## start Exercise inputs
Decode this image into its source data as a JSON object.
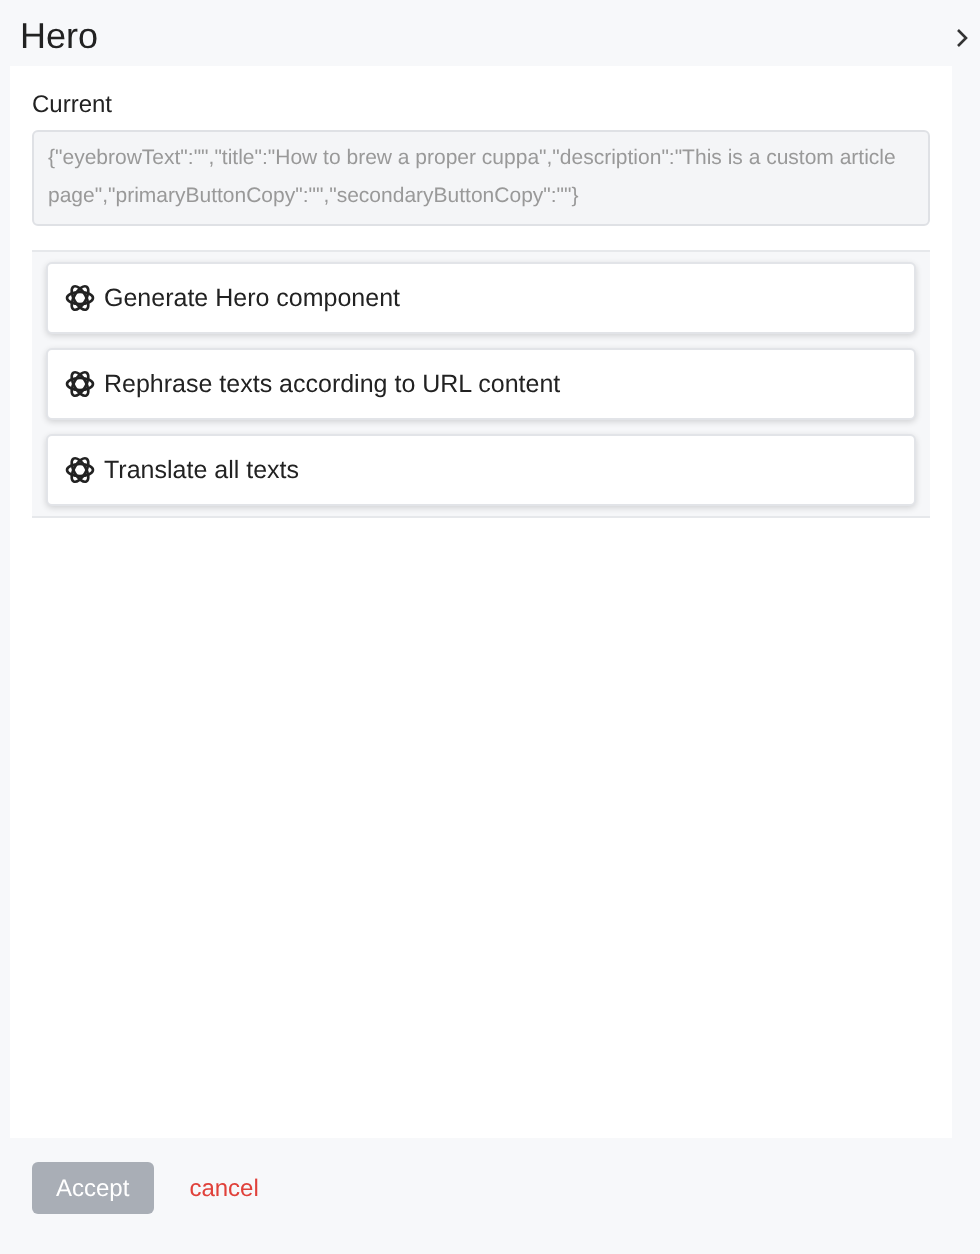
{
  "header": {
    "title": "Hero"
  },
  "current": {
    "label": "Current",
    "value": "{\"eyebrowText\":\"\",\"title\":\"How to brew a proper cuppa\",\"description\":\"This is a custom article page\",\"primaryButtonCopy\":\"\",\"secondaryButtonCopy\":\"\"}"
  },
  "actions": [
    {
      "label": "Generate Hero component"
    },
    {
      "label": "Rephrase texts according to URL content"
    },
    {
      "label": "Translate all texts"
    }
  ],
  "footer": {
    "accept": {
      "label": "Accept",
      "disabled": true
    },
    "cancel": "cancel"
  }
}
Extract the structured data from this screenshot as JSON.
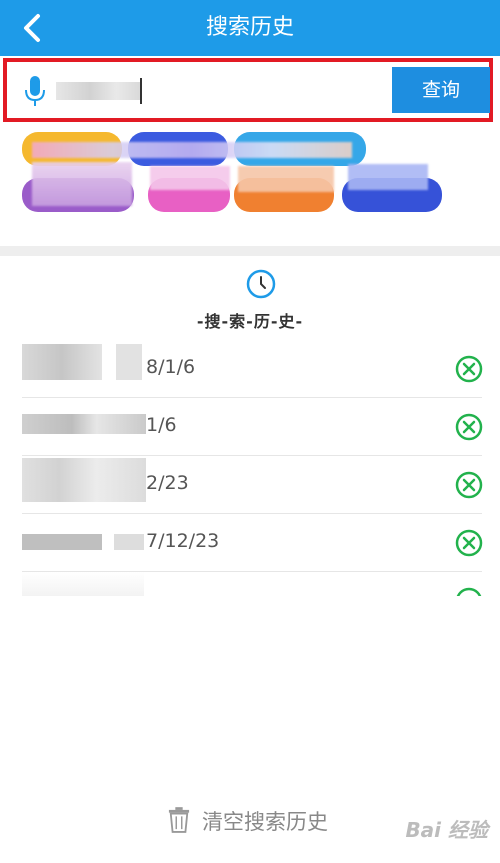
{
  "header": {
    "title": "搜索历史"
  },
  "search": {
    "value": "",
    "button_label": "查询"
  },
  "history": {
    "title": "-搜-索-历-史-",
    "items": [
      {
        "date": "8/1/6"
      },
      {
        "date": "1/6"
      },
      {
        "date": "2/23"
      },
      {
        "date": "7/12/23"
      }
    ],
    "clear_label": "清空搜索历史"
  },
  "watermark": "Bai 经验",
  "colors": {
    "accent": "#1e9be8",
    "query_button": "#1e8ee0",
    "highlight_frame": "#e21a24",
    "delete_icon": "#22b24c"
  }
}
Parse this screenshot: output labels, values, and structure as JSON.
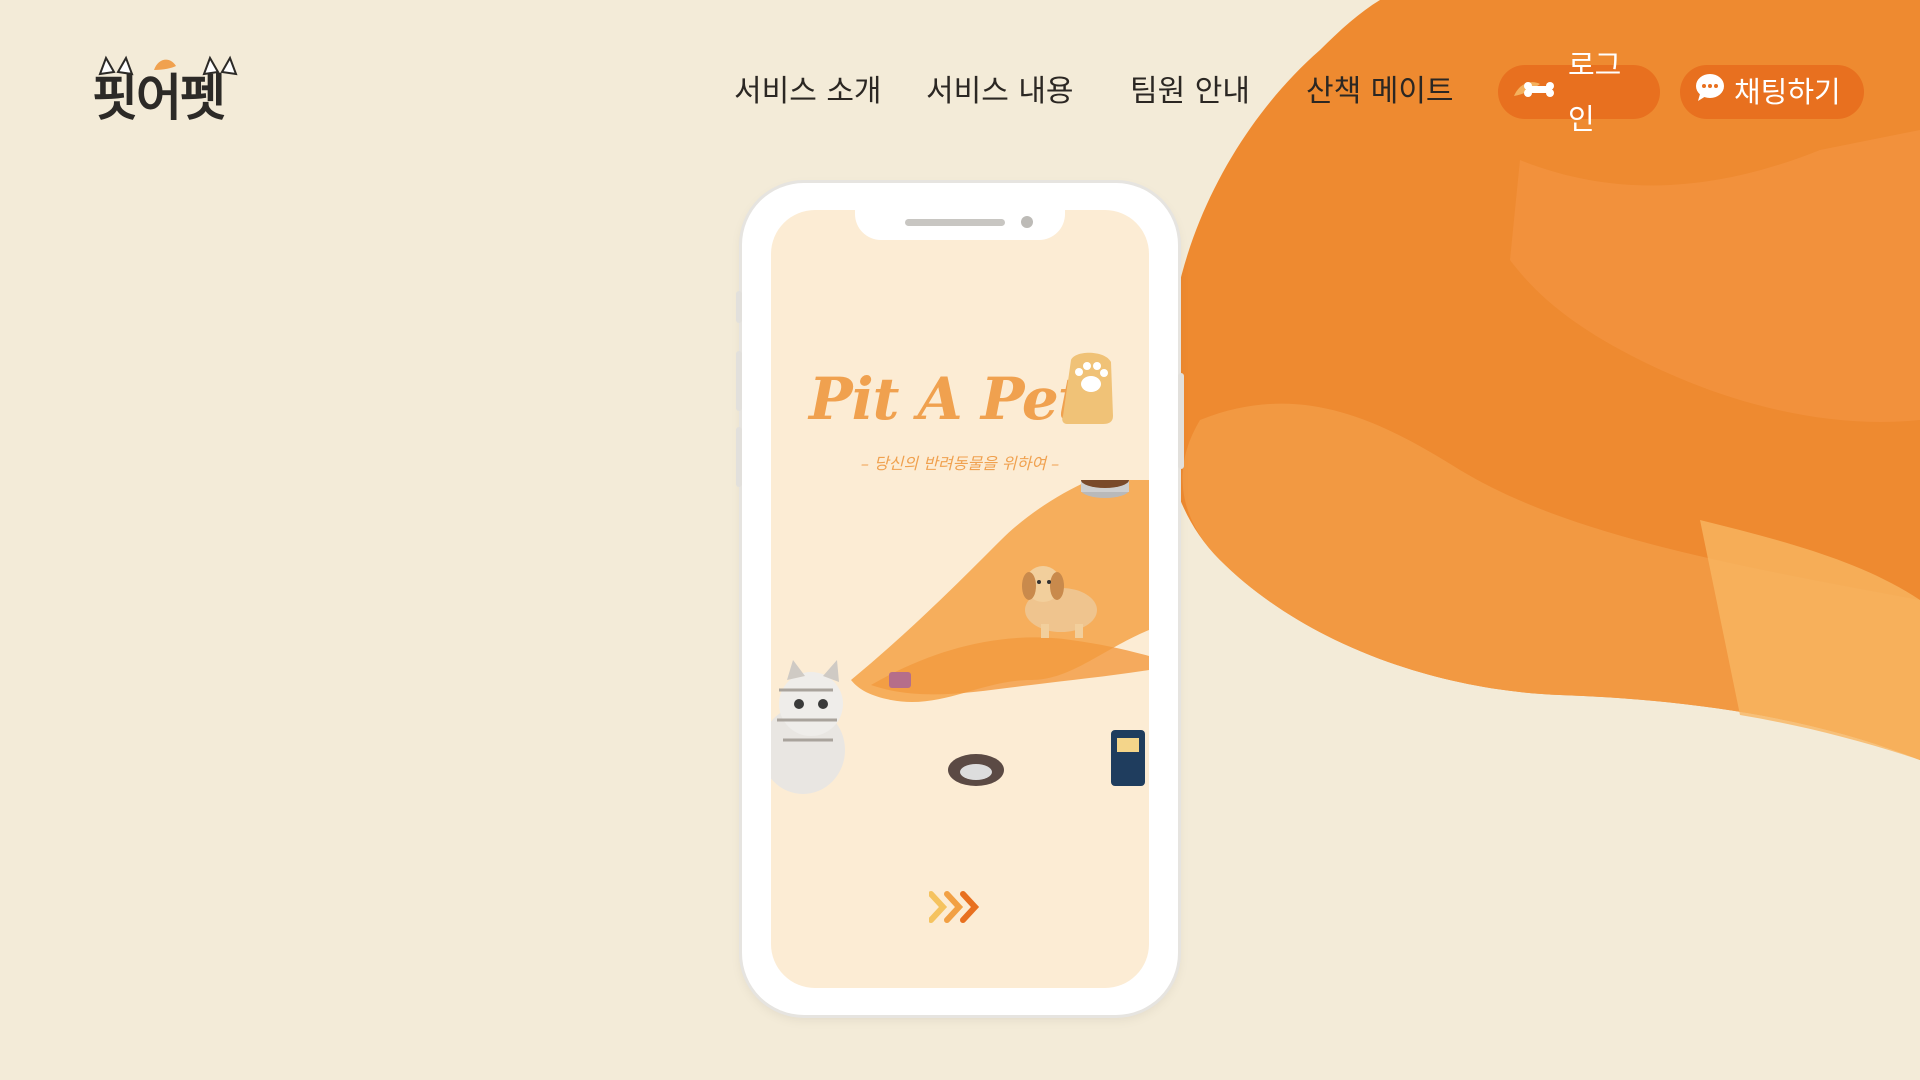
{
  "brand": {
    "logo_text": "핏어펫"
  },
  "nav": {
    "items": [
      {
        "label": "서비스 소개"
      },
      {
        "label": "서비스 내용"
      },
      {
        "label": "팀원 안내"
      },
      {
        "label": "산책 메이트"
      }
    ],
    "login_label": "로그인",
    "login_icon": "bone-icon",
    "chat_label": "채팅하기",
    "chat_icon": "chat-bubble-icon"
  },
  "phone": {
    "app_title": "Pit A Pet",
    "app_subtitle": "– 당신의 반려동물을 위하여 –",
    "next_icon": "triple-chevron-right-icon"
  },
  "colors": {
    "background": "#f3ebd8",
    "accent": "#e8701f",
    "accent_light": "#f5a653",
    "screen_bg": "#fcecd4",
    "text_dark": "#2b2723"
  }
}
## end Exercise inputs
→ **Job**:
Using the material above, copy every line in which the string "JSON" occurs.

→ **Correct response**:
Decode this image into its source data as a JSON object.
Extract the structured data from this screenshot as JSON.
Parse this screenshot: output labels, values, and structure as JSON.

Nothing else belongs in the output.